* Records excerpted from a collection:
-------------------------

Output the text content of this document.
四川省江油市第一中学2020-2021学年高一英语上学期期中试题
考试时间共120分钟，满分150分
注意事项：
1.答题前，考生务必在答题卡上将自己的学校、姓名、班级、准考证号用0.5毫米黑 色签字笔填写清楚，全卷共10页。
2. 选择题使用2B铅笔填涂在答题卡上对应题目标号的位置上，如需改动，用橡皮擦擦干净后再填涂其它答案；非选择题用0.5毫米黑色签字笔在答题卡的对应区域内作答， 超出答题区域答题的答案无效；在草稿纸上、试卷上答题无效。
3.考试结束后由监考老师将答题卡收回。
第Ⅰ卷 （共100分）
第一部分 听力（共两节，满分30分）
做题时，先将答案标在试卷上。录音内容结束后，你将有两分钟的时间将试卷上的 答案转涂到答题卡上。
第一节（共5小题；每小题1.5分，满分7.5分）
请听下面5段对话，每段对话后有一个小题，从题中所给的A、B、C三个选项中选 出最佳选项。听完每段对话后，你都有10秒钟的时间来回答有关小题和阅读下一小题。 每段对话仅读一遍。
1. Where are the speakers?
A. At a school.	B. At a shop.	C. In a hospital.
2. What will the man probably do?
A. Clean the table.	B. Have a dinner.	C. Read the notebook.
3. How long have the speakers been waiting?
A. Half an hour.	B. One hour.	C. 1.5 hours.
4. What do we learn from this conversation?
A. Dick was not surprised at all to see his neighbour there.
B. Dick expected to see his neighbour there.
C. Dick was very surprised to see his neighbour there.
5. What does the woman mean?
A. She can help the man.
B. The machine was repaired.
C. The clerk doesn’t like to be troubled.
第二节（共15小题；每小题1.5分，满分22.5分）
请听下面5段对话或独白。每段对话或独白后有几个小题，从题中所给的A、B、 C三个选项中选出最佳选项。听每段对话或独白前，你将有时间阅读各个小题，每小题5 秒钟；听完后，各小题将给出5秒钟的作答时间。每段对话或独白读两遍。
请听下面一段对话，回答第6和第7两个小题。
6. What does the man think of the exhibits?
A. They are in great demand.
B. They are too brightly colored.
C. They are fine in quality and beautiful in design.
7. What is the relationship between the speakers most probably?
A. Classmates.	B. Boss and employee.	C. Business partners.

-------------------------

Send back all of the entries exactly, with nothing missing.

* Response to the task:
Output the text content of this document.
四川省江油市第一中学2020-2021学年高一英语上学期期中试题
考试时间共120分钟，满分150分
注意事项：
1.答题前，考生务必在答题卡上将自己的学校、姓名、班级、准考证号用0.5毫米黑 色签字笔填写清楚，全卷共10页。
2. 选择题使用2B铅笔填涂在答题卡上对应题目标号的位置上，如需改动，用橡皮擦擦干净后再填涂其它答案；非选择题用0.5毫米黑色签字笔在答题卡的对应区域内作答， 超出答题区域答题的答案无效；在草稿纸上、试卷上答题无效。
3.考试结束后由监考老师将答题卡收回。
第Ⅰ卷 （共100分）
第一部分 听力（共两节，满分30分）
做题时，先将答案标在试卷上。录音内容结束后，你将有两分钟的时间将试卷上的 答案转涂到答题卡上。
第一节（共5小题；每小题1.5分，满分7.5分）
请听下面5段对话，每段对话后有一个小题，从题中所给的A、B、C三个选项中选 出最佳选项。听完每段对话后，你都有10秒钟的时间来回答有关小题和阅读下一小题。 每段对话仅读一遍。
1. Where are the speakers?
A. At a school.	B. At a shop.	C. In a hospital.
2. What will the man probably do?
A. Clean the table.	B. Have a dinner.	C. Read the notebook.
3. How long have the speakers been waiting?
A. Half an hour.	B. One hour.	C. 1.5 hours.
4. What do we learn from this conversation?
A. Dick was not surprised at all to see his neighbour there.
B. Dick expected to see his neighbour there.
C. Dick was very surprised to see his neighbour there.
5. What does the woman mean?
A. She can help the man.
B. The machine was repaired.
C. The clerk doesn’t like to be troubled.
第二节（共15小题；每小题1.5分，满分22.5分）
请听下面5段对话或独白。每段对话或独白后有几个小题，从题中所给的A、B、 C三个选项中选出最佳选项。听每段对话或独白前，你将有时间阅读各个小题，每小题5 秒钟；听完后，各小题将给出5秒钟的作答时间。每段对话或独白读两遍。
请听下面一段对话，回答第6和第7两个小题。
6. What does the man think of the exhibits?
A. They are in great demand.
B. They are too brightly colored.
C. They are fine in quality and beautiful in design.
7. What is the relationship between the speakers most probably?
A. Classmates.	B. Boss and employee.	C. Business partners.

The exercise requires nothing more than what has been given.